Material shown —
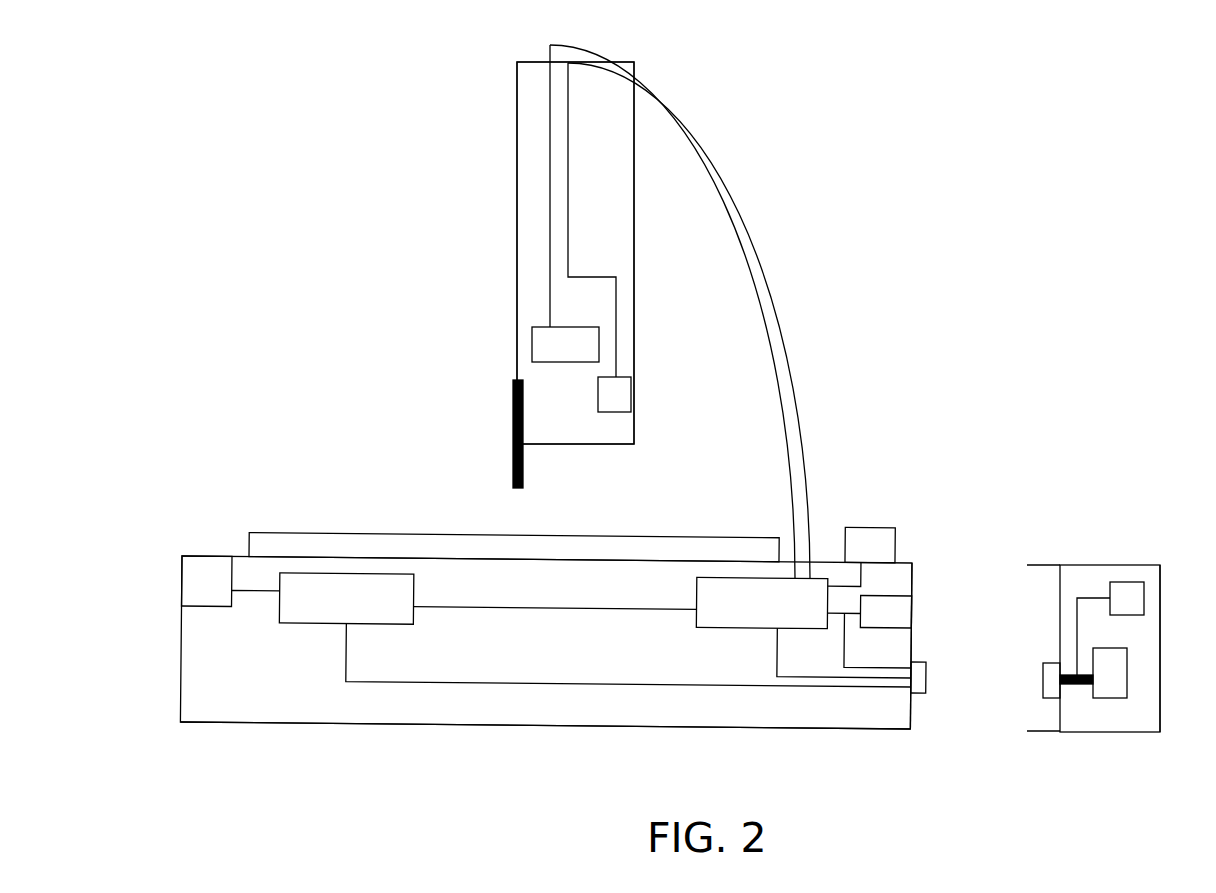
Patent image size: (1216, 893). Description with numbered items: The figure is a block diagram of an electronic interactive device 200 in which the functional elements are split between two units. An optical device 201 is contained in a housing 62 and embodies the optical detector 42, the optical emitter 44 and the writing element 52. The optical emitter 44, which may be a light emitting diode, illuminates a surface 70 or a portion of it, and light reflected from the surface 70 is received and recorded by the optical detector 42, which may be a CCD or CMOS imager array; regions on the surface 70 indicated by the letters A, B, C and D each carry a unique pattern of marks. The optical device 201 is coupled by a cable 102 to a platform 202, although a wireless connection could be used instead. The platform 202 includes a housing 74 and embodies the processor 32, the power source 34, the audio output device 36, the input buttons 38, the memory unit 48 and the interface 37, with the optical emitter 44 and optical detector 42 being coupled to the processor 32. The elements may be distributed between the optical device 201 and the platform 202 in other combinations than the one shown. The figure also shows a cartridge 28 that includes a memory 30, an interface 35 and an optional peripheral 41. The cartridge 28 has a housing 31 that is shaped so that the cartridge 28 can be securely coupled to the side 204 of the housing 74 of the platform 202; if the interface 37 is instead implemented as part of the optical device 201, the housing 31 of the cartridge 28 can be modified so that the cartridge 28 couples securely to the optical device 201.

The electronic interactive device 200 is at (774, 104).
The optical device 201 is at (517, 250).
The housing 62 is at (633, 272).
The optical detector 42 is at (577, 354).
The optical emitter 44 is at (626, 404).
The writing element 52 is at (515, 423).
The cable 102 is at (797, 393).
The housing 74 is at (182, 630).
The platform 202 is at (308, 723).
The side 204 is at (912, 578).
The surface 70 is at (249, 531).
The audio output device 36 is at (218, 590).
The power source 34 is at (358, 606).
The processor 32 is at (773, 606).
The input buttons 38 is at (881, 547).
The memory unit 48 is at (897, 614).
The interface 37 is at (913, 695).
The cartridge 28 is at (1090, 538).
The housing 31 is at (1160, 665).
The interface 35 is at (1043, 681).
The optional peripheral 41 is at (1138, 607).
The memory 30 is at (1121, 682).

Job — Rewrite the material above as a numbered list, with one item for each line and no blank lines. Leave the picture out of your answer.

Output for this task —
1. Patent image size: (1216, 893). Description with numbered items: The figure is a block diagram of an electronic interactive device 200 in which the functional elements are split between two units. An optical device 201 is contained in a housing 62 and embodies the optical detector 42, the optical emitter 44 and the writing element 52. The optical emitter 44, which may be a light emitting diode, illuminates a surface 70 or a portion of it, and light reflected from the surface 70 is received and recorded by the optical detector 42, which may be a CCD or CMOS imager array; regions on the surface 70 indicated by the letters A, B, C and D each carry a unique pattern of marks. The optical device 201 is coupled by a cable 102 to a platform 202, although a wireless connection could be used instead. The platform 202 includes a housing 74 and embodies the processor 32, the power source 34, the audio output device 36, the input buttons 38, the memory unit 48 and the interface 37, with the optical emitter 44 and optical detector 42 being coupled to the processor 32. The elements may be distributed between the optical device 201 and the platform 202 in other combinations than the one shown. The figure also shows a cartridge 28 that includes a memory 30, an interface 35 and an optional peripheral 41. The cartridge 28 has a housing 31 that is shaped so that the cartridge 28 can be securely coupled to the side 204 of the housing 74 of the platform 202; if the interface 37 is instead implemented as part of the optical device 201, the housing 31 of the cartridge 28 can be modified so that the cartridge 28 couples securely to the optical device 201.
2. The electronic interactive device 200 is at (774, 104).
3. The optical device 201 is at (517, 250).
4. The housing 62 is at (633, 272).
5. The optical detector 42 is at (577, 354).
6. The optical emitter 44 is at (626, 404).
7. The writing element 52 is at (515, 423).
8. The cable 102 is at (797, 393).
9. The housing 74 is at (182, 630).
10. The platform 202 is at (308, 723).
11. The side 204 is at (912, 578).
12. The surface 70 is at (249, 531).
13. The audio output device 36 is at (218, 590).
14. The power source 34 is at (358, 606).
15. The processor 32 is at (773, 606).
16. The input buttons 38 is at (881, 547).
17. The memory unit 48 is at (897, 614).
18. The interface 37 is at (913, 695).
19. The cartridge 28 is at (1090, 538).
20. The housing 31 is at (1160, 665).
21. The interface 35 is at (1043, 681).
22. The optional peripheral 41 is at (1138, 607).
23. The memory 30 is at (1121, 682).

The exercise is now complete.